◆ **Challenge**: Print all entries word for word.

◆ **Data for this exercise**:
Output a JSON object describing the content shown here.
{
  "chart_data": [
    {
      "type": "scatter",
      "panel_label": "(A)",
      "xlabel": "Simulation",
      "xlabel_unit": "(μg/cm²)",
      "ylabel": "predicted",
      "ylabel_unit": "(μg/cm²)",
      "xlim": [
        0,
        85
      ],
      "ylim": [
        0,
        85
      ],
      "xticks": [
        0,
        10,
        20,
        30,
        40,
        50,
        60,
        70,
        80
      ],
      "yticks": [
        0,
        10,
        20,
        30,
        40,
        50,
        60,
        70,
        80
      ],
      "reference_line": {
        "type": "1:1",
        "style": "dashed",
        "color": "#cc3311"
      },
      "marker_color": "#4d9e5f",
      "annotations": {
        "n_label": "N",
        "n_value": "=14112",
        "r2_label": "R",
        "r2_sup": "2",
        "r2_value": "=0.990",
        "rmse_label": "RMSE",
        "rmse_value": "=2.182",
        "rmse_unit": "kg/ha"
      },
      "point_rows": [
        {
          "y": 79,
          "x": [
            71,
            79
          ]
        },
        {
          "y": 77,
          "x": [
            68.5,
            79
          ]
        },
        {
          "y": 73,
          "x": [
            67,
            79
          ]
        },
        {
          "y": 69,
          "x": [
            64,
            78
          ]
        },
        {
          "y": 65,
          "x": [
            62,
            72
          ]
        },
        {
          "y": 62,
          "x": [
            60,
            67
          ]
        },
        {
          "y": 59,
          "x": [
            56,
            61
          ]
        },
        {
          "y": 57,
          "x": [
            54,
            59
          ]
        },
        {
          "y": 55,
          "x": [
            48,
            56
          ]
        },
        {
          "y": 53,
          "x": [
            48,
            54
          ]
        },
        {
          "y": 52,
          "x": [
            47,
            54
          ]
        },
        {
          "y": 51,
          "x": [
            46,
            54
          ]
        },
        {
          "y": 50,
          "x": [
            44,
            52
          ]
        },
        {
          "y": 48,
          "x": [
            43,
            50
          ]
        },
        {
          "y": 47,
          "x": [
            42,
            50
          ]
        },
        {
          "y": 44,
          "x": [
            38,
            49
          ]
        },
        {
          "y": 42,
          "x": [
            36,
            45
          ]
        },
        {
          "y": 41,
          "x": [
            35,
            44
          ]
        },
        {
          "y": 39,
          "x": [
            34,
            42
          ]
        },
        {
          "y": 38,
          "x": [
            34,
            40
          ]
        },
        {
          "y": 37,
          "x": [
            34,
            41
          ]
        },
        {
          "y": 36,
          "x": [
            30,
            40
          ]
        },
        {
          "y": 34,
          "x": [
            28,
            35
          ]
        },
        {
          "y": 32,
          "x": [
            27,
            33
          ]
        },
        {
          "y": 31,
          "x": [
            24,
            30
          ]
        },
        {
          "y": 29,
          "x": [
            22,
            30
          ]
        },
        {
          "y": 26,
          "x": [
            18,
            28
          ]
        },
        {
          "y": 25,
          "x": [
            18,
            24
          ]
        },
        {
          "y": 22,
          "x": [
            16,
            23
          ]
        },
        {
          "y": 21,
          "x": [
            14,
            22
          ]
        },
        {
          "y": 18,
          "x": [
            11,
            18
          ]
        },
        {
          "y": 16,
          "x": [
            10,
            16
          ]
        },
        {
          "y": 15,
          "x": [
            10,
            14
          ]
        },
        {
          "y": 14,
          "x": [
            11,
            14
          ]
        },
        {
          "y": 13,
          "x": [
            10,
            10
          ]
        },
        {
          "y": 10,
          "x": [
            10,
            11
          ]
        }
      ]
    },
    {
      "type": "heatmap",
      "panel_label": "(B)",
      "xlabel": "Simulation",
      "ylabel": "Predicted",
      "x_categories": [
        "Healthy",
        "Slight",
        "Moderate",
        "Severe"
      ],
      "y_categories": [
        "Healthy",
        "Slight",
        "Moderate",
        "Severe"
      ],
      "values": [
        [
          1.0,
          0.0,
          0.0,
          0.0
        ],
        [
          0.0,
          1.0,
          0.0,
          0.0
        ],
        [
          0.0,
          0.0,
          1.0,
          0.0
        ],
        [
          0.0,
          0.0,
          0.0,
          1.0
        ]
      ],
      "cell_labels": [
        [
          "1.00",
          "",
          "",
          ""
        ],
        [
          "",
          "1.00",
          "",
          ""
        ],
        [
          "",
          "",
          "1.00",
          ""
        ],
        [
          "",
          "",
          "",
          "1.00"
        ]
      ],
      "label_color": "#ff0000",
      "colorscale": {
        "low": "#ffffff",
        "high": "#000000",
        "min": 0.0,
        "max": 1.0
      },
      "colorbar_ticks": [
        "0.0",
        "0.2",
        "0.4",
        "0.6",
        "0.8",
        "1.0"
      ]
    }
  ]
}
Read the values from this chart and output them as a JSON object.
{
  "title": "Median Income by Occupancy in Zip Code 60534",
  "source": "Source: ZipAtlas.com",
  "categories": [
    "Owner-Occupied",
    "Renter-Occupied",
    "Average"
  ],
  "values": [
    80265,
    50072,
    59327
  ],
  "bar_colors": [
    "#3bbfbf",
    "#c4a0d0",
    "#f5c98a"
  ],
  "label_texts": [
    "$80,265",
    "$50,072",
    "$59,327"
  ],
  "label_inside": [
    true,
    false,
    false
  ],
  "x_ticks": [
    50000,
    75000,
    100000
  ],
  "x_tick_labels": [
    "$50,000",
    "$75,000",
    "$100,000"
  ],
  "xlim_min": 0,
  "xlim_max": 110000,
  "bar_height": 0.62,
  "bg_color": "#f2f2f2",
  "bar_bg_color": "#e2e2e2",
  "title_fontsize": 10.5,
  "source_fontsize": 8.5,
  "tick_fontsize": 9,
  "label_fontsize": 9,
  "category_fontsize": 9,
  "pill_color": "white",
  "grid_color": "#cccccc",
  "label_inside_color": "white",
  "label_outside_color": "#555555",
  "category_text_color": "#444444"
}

◆ **Reply to the task**:
Output a JSON object describing the content shown here.
{
  "chart_data": [
    {
      "type": "scatter",
      "panel_label": "(A)",
      "xlabel": "Simulation",
      "xlabel_unit": "(μg/cm²)",
      "ylabel": "predicted",
      "ylabel_unit": "(μg/cm²)",
      "xlim": [
        0,
        85
      ],
      "ylim": [
        0,
        85
      ],
      "xticks": [
        0,
        10,
        20,
        30,
        40,
        50,
        60,
        70,
        80
      ],
      "yticks": [
        0,
        10,
        20,
        30,
        40,
        50,
        60,
        70,
        80
      ],
      "reference_line": {
        "type": "1:1",
        "style": "dashed",
        "color": "#cc3311"
      },
      "marker_color": "#4d9e5f",
      "annotations": {
        "n_label": "N",
        "n_value": "=14112",
        "r2_label": "R",
        "r2_sup": "2",
        "r2_value": "=0.990",
        "rmse_label": "RMSE",
        "rmse_value": "=2.182",
        "rmse_unit": "kg/ha"
      },
      "point_rows": [
        {
          "y": 79,
          "x": [
            71,
            79
          ]
        },
        {
          "y": 77,
          "x": [
            68.5,
            79
          ]
        },
        {
          "y": 73,
          "x": [
            67,
            79
          ]
        },
        {
          "y": 69,
          "x": [
            64,
            78
          ]
        },
        {
          "y": 65,
          "x": [
            62,
            72
          ]
        },
        {
          "y": 62,
          "x": [
            60,
            67
          ]
        },
        {
          "y": 59,
          "x": [
            56,
            61
          ]
        },
        {
          "y": 57,
          "x": [
            54,
            59
          ]
        },
        {
          "y": 55,
          "x": [
            48,
            56
          ]
        },
        {
          "y": 53,
          "x": [
            48,
            54
          ]
        },
        {
          "y": 52,
          "x": [
            47,
            54
          ]
        },
        {
          "y": 51,
          "x": [
            46,
            54
          ]
        },
        {
          "y": 50,
          "x": [
            44,
            52
          ]
        },
        {
          "y": 48,
          "x": [
            43,
            50
          ]
        },
        {
          "y": 47,
          "x": [
            42,
            50
          ]
        },
        {
          "y": 44,
          "x": [
            38,
            49
          ]
        },
        {
          "y": 42,
          "x": [
            36,
            45
          ]
        },
        {
          "y": 41,
          "x": [
            35,
            44
          ]
        },
        {
          "y": 39,
          "x": [
            34,
            42
          ]
        },
        {
          "y": 38,
          "x": [
            34,
            40
          ]
        },
        {
          "y": 37,
          "x": [
            34,
            41
          ]
        },
        {
          "y": 36,
          "x": [
            30,
            40
          ]
        },
        {
          "y": 34,
          "x": [
            28,
            35
          ]
        },
        {
          "y": 32,
          "x": [
            27,
            33
          ]
        },
        {
          "y": 31,
          "x": [
            24,
            30
          ]
        },
        {
          "y": 29,
          "x": [
            22,
            30
          ]
        },
        {
          "y": 26,
          "x": [
            18,
            28
          ]
        },
        {
          "y": 25,
          "x": [
            18,
            24
          ]
        },
        {
          "y": 22,
          "x": [
            16,
            23
          ]
        },
        {
          "y": 21,
          "x": [
            14,
            22
          ]
        },
        {
          "y": 18,
          "x": [
            11,
            18
          ]
        },
        {
          "y": 16,
          "x": [
            10,
            16
          ]
        },
        {
          "y": 15,
          "x": [
            10,
            14
          ]
        },
        {
          "y": 14,
          "x": [
            11,
            14
          ]
        },
        {
          "y": 13,
          "x": [
            10,
            10
          ]
        },
        {
          "y": 10,
          "x": [
            10,
            11
          ]
        }
      ]
    },
    {
      "type": "heatmap",
      "panel_label": "(B)",
      "xlabel": "Simulation",
      "ylabel": "Predicted",
      "x_categories": [
        "Healthy",
        "Slight",
        "Moderate",
        "Severe"
      ],
      "y_categories": [
        "Healthy",
        "Slight",
        "Moderate",
        "Severe"
      ],
      "values": [
        [
          1.0,
          0.0,
          0.0,
          0.0
        ],
        [
          0.0,
          1.0,
          0.0,
          0.0
        ],
        [
          0.0,
          0.0,
          1.0,
          0.0
        ],
        [
          0.0,
          0.0,
          0.0,
          1.0
        ]
      ],
      "cell_labels": [
        [
          "1.00",
          "",
          "",
          ""
        ],
        [
          "",
          "1.00",
          "",
          ""
        ],
        [
          "",
          "",
          "1.00",
          ""
        ],
        [
          "",
          "",
          "",
          "1.00"
        ]
      ],
      "label_color": "#ff0000",
      "colorscale": {
        "low": "#ffffff",
        "high": "#000000",
        "min": 0.0,
        "max": 1.0
      },
      "colorbar_ticks": [
        "0.0",
        "0.2",
        "0.4",
        "0.6",
        "0.8",
        "1.0"
      ]
    }
  ]
}
Read the values from this chart and output them as a JSON object.
{
  "title": "Median Income by Occupancy in Zip Code 60534",
  "source": "Source: ZipAtlas.com",
  "categories": [
    "Owner-Occupied",
    "Renter-Occupied",
    "Average"
  ],
  "values": [
    80265,
    50072,
    59327
  ],
  "bar_colors": [
    "#3bbfbf",
    "#c4a0d0",
    "#f5c98a"
  ],
  "label_texts": [
    "$80,265",
    "$50,072",
    "$59,327"
  ],
  "label_inside": [
    true,
    false,
    false
  ],
  "x_ticks": [
    50000,
    75000,
    100000
  ],
  "x_tick_labels": [
    "$50,000",
    "$75,000",
    "$100,000"
  ],
  "xlim_min": 0,
  "xlim_max": 110000,
  "bar_height": 0.62,
  "bg_color": "#f2f2f2",
  "bar_bg_color": "#e2e2e2",
  "title_fontsize": 10.5,
  "source_fontsize": 8.5,
  "tick_fontsize": 9,
  "label_fontsize": 9,
  "category_fontsize": 9,
  "pill_color": "white",
  "grid_color": "#cccccc",
  "label_inside_color": "white",
  "label_outside_color": "#555555",
  "category_text_color": "#444444"
}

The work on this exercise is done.